▶ **Given exercise**
Filter this material down to the lines that hold "link", copying each one.

══════════════════════════════

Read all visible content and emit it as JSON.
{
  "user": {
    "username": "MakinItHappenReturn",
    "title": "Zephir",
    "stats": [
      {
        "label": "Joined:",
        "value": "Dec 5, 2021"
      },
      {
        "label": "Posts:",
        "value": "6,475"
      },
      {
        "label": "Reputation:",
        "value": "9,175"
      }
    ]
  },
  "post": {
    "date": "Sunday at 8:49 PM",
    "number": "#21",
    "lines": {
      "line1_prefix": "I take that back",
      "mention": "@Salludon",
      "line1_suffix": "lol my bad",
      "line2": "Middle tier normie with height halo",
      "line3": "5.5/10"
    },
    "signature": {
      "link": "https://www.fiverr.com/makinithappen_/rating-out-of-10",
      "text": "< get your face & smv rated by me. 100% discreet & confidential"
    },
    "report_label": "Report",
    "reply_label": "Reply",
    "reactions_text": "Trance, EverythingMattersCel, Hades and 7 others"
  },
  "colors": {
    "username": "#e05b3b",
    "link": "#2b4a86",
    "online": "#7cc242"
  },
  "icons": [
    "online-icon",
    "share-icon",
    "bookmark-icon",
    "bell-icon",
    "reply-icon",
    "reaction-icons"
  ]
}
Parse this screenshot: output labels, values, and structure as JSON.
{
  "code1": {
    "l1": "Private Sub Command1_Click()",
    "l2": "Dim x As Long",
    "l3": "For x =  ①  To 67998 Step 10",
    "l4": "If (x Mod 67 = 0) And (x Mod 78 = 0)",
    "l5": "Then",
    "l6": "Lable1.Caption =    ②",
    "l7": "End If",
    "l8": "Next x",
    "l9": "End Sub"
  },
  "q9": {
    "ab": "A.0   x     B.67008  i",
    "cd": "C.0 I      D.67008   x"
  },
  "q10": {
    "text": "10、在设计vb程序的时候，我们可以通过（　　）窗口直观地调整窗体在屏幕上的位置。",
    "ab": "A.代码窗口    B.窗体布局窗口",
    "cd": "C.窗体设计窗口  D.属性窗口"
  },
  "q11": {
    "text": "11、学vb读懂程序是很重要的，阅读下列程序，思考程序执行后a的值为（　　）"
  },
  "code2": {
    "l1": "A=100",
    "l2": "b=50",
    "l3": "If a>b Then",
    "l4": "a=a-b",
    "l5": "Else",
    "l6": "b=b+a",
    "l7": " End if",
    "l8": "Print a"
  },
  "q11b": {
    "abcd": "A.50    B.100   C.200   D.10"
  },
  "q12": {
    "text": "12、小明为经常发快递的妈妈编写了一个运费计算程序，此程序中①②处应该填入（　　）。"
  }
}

══════════════════════════════

▶ **Answer in full**
      "link": "https://www.fiverr.com/makinithappen_/rating-out-of-10",
    "link": "#2b4a86",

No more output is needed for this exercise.